*DIRECTIONS FOR THIS TASK*.
In the data below, find each line containing the string "left" and return it.

Figure contents as structured data:
______________________________

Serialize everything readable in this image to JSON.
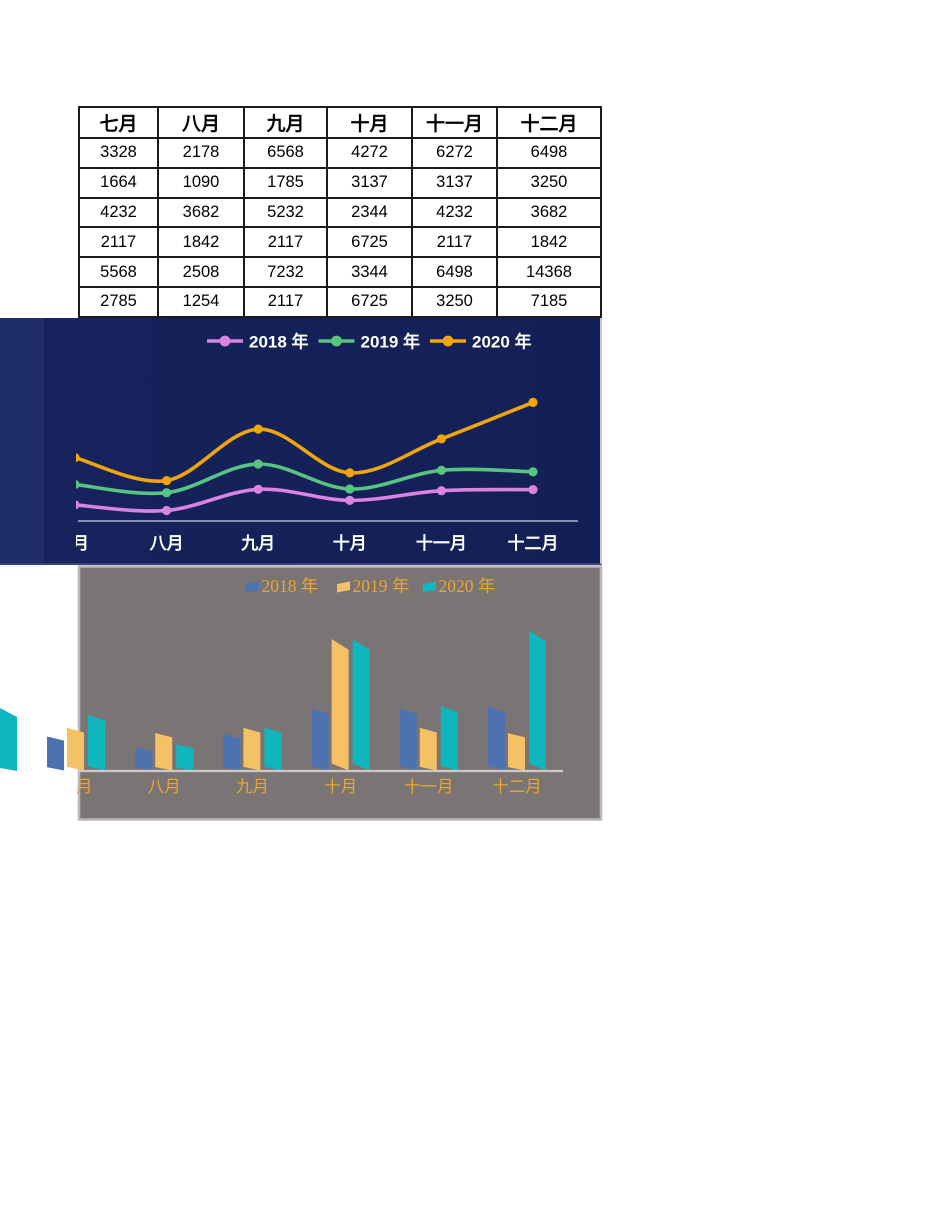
{
  "table": {
    "headers": [
      "七月",
      "八月",
      "九月",
      "十月",
      "十一月",
      "十二月"
    ],
    "rows": [
      [
        "3328",
        "2178",
        "6568",
        "4272",
        "6272",
        "6498"
      ],
      [
        "1664",
        "1090",
        "1785",
        "3137",
        "3137",
        "3250"
      ],
      [
        "4232",
        "3682",
        "5232",
        "2344",
        "4232",
        "3682"
      ],
      [
        "2117",
        "1842",
        "2117",
        "6725",
        "2117",
        "1842"
      ],
      [
        "5568",
        "2508",
        "7232",
        "3344",
        "6498",
        "14368"
      ],
      [
        "2785",
        "1254",
        "2117",
        "6725",
        "3250",
        "7185"
      ]
    ]
  },
  "chart_data": [
    {
      "type": "line",
      "subtype": "stacked-smooth-line-with-markers",
      "title": "",
      "categories": [
        "七月",
        "八月",
        "九月",
        "十月",
        "十一月",
        "十二月"
      ],
      "series": [
        {
          "name": "2018 年",
          "values": [
            3328,
            2178,
            6568,
            4272,
            6272,
            6498
          ],
          "color": "#d984de"
        },
        {
          "name": "2019 年",
          "values": [
            4232,
            3682,
            5232,
            2344,
            4232,
            3682
          ],
          "color": "#57c47f"
        },
        {
          "name": "2020 年",
          "values": [
            5568,
            2508,
            7232,
            3344,
            6498,
            14368
          ],
          "color": "#f0a50a"
        }
      ],
      "stacking": "stacked",
      "legend_position": "top",
      "grid": false,
      "ylim": [
        0,
        30000
      ],
      "background": "#16235c",
      "text_color": "#ffffff",
      "axis_color": "#a9b3cf",
      "note": "first category label partially clipped at left edge of view"
    },
    {
      "type": "bar",
      "subtype": "3d-clustered",
      "title": "",
      "categories": [
        "七月",
        "八月",
        "九月",
        "十月",
        "十一月",
        "十二月"
      ],
      "series": [
        {
          "name": "2018 年",
          "values": [
            1664,
            1090,
            1785,
            3137,
            3137,
            3250
          ],
          "color": "#4d72b0"
        },
        {
          "name": "2019 年",
          "values": [
            2117,
            1842,
            2117,
            6725,
            2117,
            1842
          ],
          "color": "#f4c164"
        },
        {
          "name": "2020 年",
          "values": [
            2785,
            1254,
            2117,
            6725,
            3250,
            7185
          ],
          "color": "#10b6bd"
        }
      ],
      "legend_position": "top",
      "grid": false,
      "ylim": [
        0,
        8000
      ],
      "background": "#7a7474",
      "text_color": "#eaa62e",
      "axis_color": "#cfc9c9",
      "note": "first category cluster spills left of gray plot area; stray teal bar fragment of an off-screen chart at far left"
    }
  ]
}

______________________________

*EXERCISE RESULT*.
      "note": "first category label partially clipped at left edge of view"
      "note": "first category cluster spills left of gray plot area; stray teal bar fragment of an off-screen chart at far left"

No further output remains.